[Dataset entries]
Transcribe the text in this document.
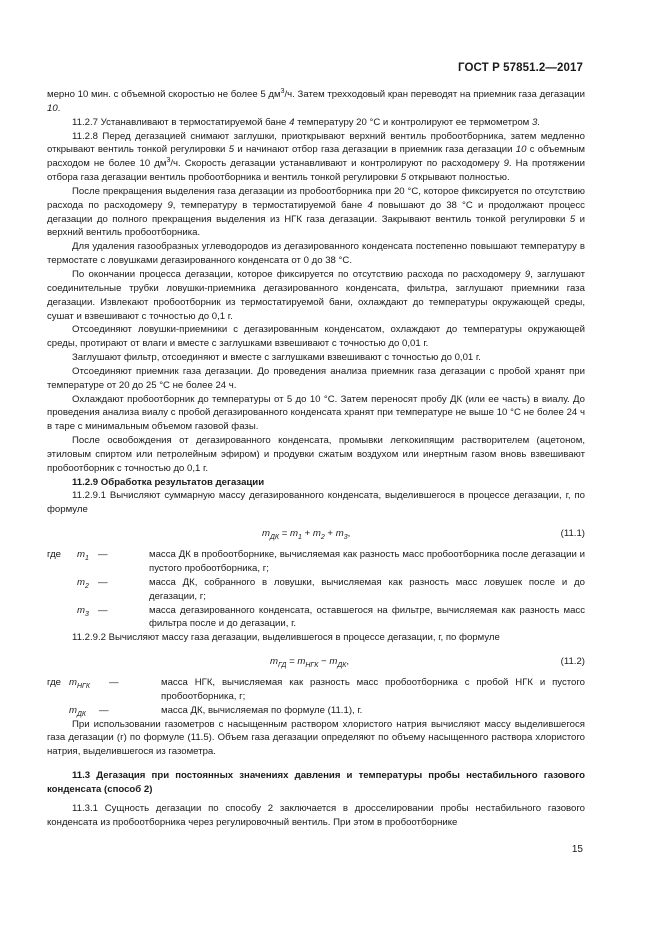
ГОСТ Р 57851.2—2017

мерно 10 мин. с объемной скоростью не более 5 $дм^3/ч$. Затем трехходовый кран переводят на приемник газа дегазации 10.

11.2.7 Устанавливают в термостатируемой бане 4 температуру 20 °С и контролируют ее термометром 3.

11.2.8 Перед дегазацией снимают заглушки, приоткрывают верхний вентиль пробоотборника, затем медленно открывают вентиль тонкой регулировки 5 и начинают отбор газа дегазации в приемник газа дегазации 10 с объемным расходом не более 10 $дм^3/ч$. Скорость дегазации устанавливают и контролируют по расходомеру 9. На протяжении отбора газа дегазации вентиль пробоотборника и вентиль тонкой регулировки 5 открывают полностью.

После прекращения выделения газа дегазации из пробоотборника при 20 °С, которое фиксируется по отсутствию расхода по расходомеру 9, температуру в термостатируемой бане 4 повышают до 38 °С и продолжают процесс дегазации до полного прекращения выделения из НГК газа дегазации. Закрывают вентиль тонкой регулировки 5 и верхний вентиль пробоотборника.

Для удаления газообразных углеводородов из дегазированного конденсата постепенно повышают температуру в термостате с ловушками дегазированного конденсата от 0 до 38 °С.

По окончании процесса дегазации, которое фиксируется по отсутствию расхода по расходомеру 9, заглушают соединительные трубки ловушки-приемника дегазированного конденсата, фильтра, заглушают приемники газа дегазации. Извлекают пробоотборник из термостатируемой бани, охлаждают до температуры окружающей среды, сушат и взвешивают с точностью до 0,1 г.

Отсоединяют ловушки-приемники с дегазированным конденсатом, охлаждают до температуры окружающей среды, протирают от влаги и вместе с заглушками взвешивают с точностью до 0,01 г.

Заглушают фильтр, отсоединяют и вместе с заглушками взвешивают с точностью до 0,01 г.

Отсоединяют приемник газа дегазации. До проведения анализа приемник газа дегазации с пробой хранят при температуре от 20 до 25 °С не более 24 ч.

Охлаждают пробоотборник до температуры от 5 до 10 °С. Затем переносят пробу ДК (или ее часть) в виалу. До проведения анализа виалу с пробой дегазированного конденсата хранят при температуре не выше 10 °С не более 24 ч в таре с минимальным объемом газовой фазы.

После освобождения от дегазированного конденсата, промывки легкокипящим растворителем (ацетоном, этиловым спиртом или петролейным эфиром) и продувки сжатым воздухом или инертным газом вновь взвешивают пробоотборник с точностью до 0,1 г.

11.2.9 Обработка результатов дегазации

11.2.9.1 Вычисляют суммарную массу дегазированного конденсата, выделившегося в процессе дегазации, г, по формуле

$m_{ДК} = m_1 + m_2 + m_3$,	(11.1)
где $m_1$ —	масса ДК в пробоотборнике, вычисляемая как разность масс пробоотборника после дегазации и пустого пробоотборника, г;
$m_2$ —	масса ДК, собранного в ловушки, вычисляемая как разность масс ловушек после и до дегазации, г;
$m_3$ —	масса дегазированного конденсата, оставшегося на фильтре, вычисляемая как разность масс фильтра после и до дегазации, г.

11.2.9.2 Вычисляют массу газа дегазации, выделившегося в процессе дегазации, г, по формуле

$m_{ГД} = m_{НГК} - m_{ДК}$,	(11.2)
где $m_{НГК}$ —	масса НГК, вычисляемая как разность масс пробоотборника с пробой НГК и пустого пробоотборника, г;
$m_{ДК}$ —	масса ДК, вычисляемая по формуле (11.1), г.

При использовании газометров с насыщенным раствором хлористого натрия вычисляют массу выделившегося газа дегазации (г) по формуле (11.5). Объем газа дегазации определяют по объему насыщенного раствора хлористого натрия, выделившегося из газометра.

11.3 Дегазация при постоянных значениях давления и температуры пробы нестабильного газового конденсата (способ 2)

11.3.1 Сущность дегазации по способу 2 заключается в дросселировании пробы нестабильного газового конденсата из пробоотборника через регулировочный вентиль. При этом в пробоотборнике

15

BRIEF: Scan the material line by line and report each one that contains "массу".

THE SOLUTION:
11.2.9.1 Вычисляют суммарную массу дегазированного конденсата, выделившегося в процессе дегазации, г, по формуле
11.2.9.2 Вычисляют массу газа дегазации, выделившегося в процессе дегазации, г, по формуле
При использовании газометров с насыщенным раствором хлористого натрия вычисляют массу выделившегося газа дегазации (г) по формуле (11.5). Объем газа дегазации определяют по объему насыщенного раствора хлористого натрия, выделившегося из газометра.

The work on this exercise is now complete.